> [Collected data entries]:
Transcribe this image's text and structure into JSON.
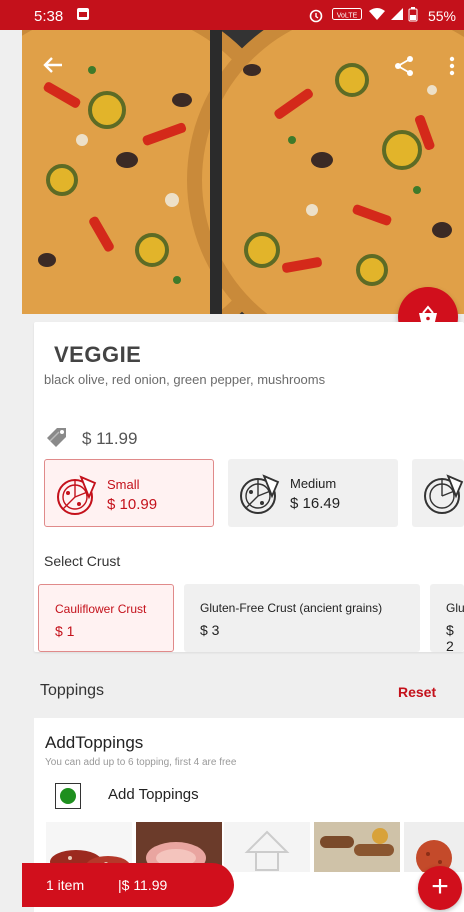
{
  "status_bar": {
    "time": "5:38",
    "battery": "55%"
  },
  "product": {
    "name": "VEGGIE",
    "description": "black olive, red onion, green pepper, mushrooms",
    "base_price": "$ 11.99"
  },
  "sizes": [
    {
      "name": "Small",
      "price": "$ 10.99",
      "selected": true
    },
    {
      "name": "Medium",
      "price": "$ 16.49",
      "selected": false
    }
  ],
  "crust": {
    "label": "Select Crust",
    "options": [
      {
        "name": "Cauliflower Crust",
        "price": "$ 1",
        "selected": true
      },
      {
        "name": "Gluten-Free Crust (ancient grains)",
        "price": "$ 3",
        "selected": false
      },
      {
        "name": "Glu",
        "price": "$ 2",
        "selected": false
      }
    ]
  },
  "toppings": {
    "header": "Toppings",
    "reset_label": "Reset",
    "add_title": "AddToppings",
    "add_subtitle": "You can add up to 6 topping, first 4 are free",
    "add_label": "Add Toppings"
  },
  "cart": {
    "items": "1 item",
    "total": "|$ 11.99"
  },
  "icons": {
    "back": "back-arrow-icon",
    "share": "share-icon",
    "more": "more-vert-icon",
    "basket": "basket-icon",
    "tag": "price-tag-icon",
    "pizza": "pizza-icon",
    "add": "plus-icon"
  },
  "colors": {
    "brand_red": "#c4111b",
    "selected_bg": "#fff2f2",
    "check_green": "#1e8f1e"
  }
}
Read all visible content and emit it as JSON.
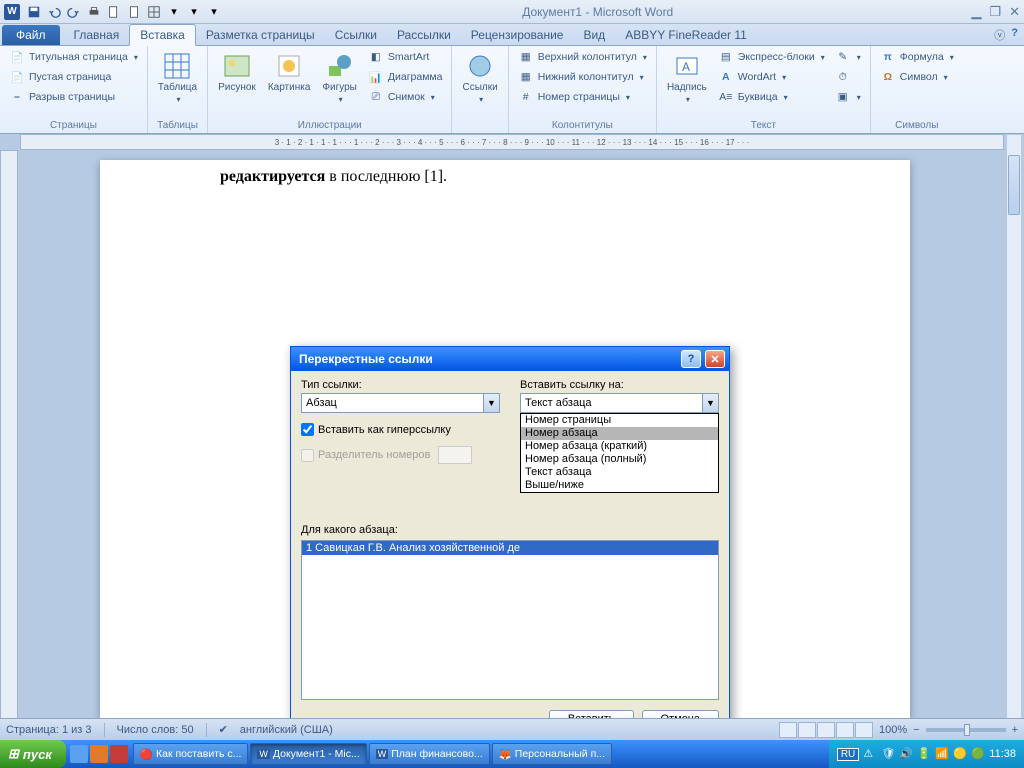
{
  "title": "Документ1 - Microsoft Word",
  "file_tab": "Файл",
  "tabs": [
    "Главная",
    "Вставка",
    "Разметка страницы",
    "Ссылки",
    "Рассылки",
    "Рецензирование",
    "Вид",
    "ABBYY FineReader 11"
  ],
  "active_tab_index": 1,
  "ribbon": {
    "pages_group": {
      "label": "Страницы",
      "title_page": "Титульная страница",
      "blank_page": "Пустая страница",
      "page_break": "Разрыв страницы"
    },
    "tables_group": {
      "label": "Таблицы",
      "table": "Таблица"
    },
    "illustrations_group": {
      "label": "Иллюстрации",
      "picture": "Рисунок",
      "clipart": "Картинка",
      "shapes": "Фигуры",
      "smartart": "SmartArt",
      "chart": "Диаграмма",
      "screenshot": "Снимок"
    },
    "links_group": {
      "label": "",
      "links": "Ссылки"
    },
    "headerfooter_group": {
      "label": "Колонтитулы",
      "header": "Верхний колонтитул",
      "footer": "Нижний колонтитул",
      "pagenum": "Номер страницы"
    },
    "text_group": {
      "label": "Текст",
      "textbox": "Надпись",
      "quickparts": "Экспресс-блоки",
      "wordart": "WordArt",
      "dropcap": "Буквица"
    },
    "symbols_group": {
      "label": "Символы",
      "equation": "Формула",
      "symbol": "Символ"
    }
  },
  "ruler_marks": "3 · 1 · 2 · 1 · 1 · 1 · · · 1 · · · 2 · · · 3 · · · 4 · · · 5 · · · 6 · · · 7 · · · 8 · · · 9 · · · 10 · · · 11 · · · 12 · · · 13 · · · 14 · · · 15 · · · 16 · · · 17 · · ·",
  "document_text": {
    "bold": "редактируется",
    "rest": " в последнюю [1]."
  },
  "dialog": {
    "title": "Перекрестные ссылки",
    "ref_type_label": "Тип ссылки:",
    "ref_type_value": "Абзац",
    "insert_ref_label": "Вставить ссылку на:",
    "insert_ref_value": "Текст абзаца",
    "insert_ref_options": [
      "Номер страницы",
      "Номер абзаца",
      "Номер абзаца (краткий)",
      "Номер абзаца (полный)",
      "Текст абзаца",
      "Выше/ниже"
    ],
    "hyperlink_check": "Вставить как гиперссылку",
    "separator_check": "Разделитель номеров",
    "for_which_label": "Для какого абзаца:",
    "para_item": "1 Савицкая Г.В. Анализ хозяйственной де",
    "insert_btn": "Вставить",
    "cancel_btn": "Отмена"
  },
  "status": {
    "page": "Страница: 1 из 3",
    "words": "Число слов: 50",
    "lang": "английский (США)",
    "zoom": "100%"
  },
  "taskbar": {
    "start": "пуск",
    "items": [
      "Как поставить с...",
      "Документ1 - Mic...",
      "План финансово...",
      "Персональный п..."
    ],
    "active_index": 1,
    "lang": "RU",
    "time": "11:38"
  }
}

> [Task instructions]:
Omit every picture, then reproduce the rest of the listing exactly.

> [Completed exercise]:
Transcribe this image's text and structure into JSON.
{
  "status_bar": {
    "time": "5:38",
    "battery": "55%"
  },
  "product": {
    "name": "VEGGIE",
    "description": "black olive, red onion, green pepper, mushrooms",
    "base_price": "$ 11.99"
  },
  "sizes": [
    {
      "name": "Small",
      "price": "$ 10.99",
      "selected": true
    },
    {
      "name": "Medium",
      "price": "$ 16.49",
      "selected": false
    }
  ],
  "crust": {
    "label": "Select Crust",
    "options": [
      {
        "name": "Cauliflower Crust",
        "price": "$ 1",
        "selected": true
      },
      {
        "name": "Gluten-Free Crust (ancient grains)",
        "price": "$ 3",
        "selected": false
      },
      {
        "name": "Glu",
        "price": "$ 2",
        "selected": false
      }
    ]
  },
  "toppings": {
    "header": "Toppings",
    "reset_label": "Reset",
    "add_title": "AddToppings",
    "add_subtitle": "You can add up to 6 topping, first 4 are free",
    "add_label": "Add Toppings"
  },
  "cart": {
    "items": "1 item",
    "total": "|$ 11.99"
  },
  "icons": {
    "back": "back-arrow-icon",
    "share": "share-icon",
    "more": "more-vert-icon",
    "basket": "basket-icon",
    "tag": "price-tag-icon",
    "pizza": "pizza-icon",
    "add": "plus-icon"
  },
  "colors": {
    "brand_red": "#c4111b",
    "selected_bg": "#fff2f2",
    "check_green": "#1e8f1e"
  }
}
Read all visible content and emit it as JSON.
{
  "title": "Документ1 - Microsoft Word",
  "file_tab": "Файл",
  "tabs": [
    "Главная",
    "Вставка",
    "Разметка страницы",
    "Ссылки",
    "Рассылки",
    "Рецензирование",
    "Вид",
    "ABBYY FineReader 11"
  ],
  "active_tab_index": 1,
  "ribbon": {
    "pages_group": {
      "label": "Страницы",
      "title_page": "Титульная страница",
      "blank_page": "Пустая страница",
      "page_break": "Разрыв страницы"
    },
    "tables_group": {
      "label": "Таблицы",
      "table": "Таблица"
    },
    "illustrations_group": {
      "label": "Иллюстрации",
      "picture": "Рисунок",
      "clipart": "Картинка",
      "shapes": "Фигуры",
      "smartart": "SmartArt",
      "chart": "Диаграмма",
      "screenshot": "Снимок"
    },
    "links_group": {
      "label": "",
      "links": "Ссылки"
    },
    "headerfooter_group": {
      "label": "Колонтитулы",
      "header": "Верхний колонтитул",
      "footer": "Нижний колонтитул",
      "pagenum": "Номер страницы"
    },
    "text_group": {
      "label": "Текст",
      "textbox": "Надпись",
      "quickparts": "Экспресс-блоки",
      "wordart": "WordArt",
      "dropcap": "Буквица"
    },
    "symbols_group": {
      "label": "Символы",
      "equation": "Формула",
      "symbol": "Символ"
    }
  },
  "ruler_marks": "3 · 1 · 2 · 1 · 1 · 1 · · · 1 · · · 2 · · · 3 · · · 4 · · · 5 · · · 6 · · · 7 · · · 8 · · · 9 · · · 10 · · · 11 · · · 12 · · · 13 · · · 14 · · · 15 · · · 16 · · · 17 · · ·",
  "document_text": {
    "bold": "редактируется",
    "rest": " в последнюю [1]."
  },
  "dialog": {
    "title": "Перекрестные ссылки",
    "ref_type_label": "Тип ссылки:",
    "ref_type_value": "Абзац",
    "insert_ref_label": "Вставить ссылку на:",
    "insert_ref_value": "Текст абзаца",
    "insert_ref_options": [
      "Номер страницы",
      "Номер абзаца",
      "Номер абзаца (краткий)",
      "Номер абзаца (полный)",
      "Текст абзаца",
      "Выше/ниже"
    ],
    "hyperlink_check": "Вставить как гиперссылку",
    "separator_check": "Разделитель номеров",
    "for_which_label": "Для какого абзаца:",
    "para_item": "1 Савицкая Г.В. Анализ хозяйственной де",
    "insert_btn": "Вставить",
    "cancel_btn": "Отмена"
  },
  "status": {
    "page": "Страница: 1 из 3",
    "words": "Число слов: 50",
    "lang": "английский (США)",
    "zoom": "100%"
  },
  "taskbar": {
    "start": "пуск",
    "items": [
      "Как поставить с...",
      "Документ1 - Mic...",
      "План финансово...",
      "Персональный п..."
    ],
    "active_index": 1,
    "lang": "RU",
    "time": "11:38"
  }
}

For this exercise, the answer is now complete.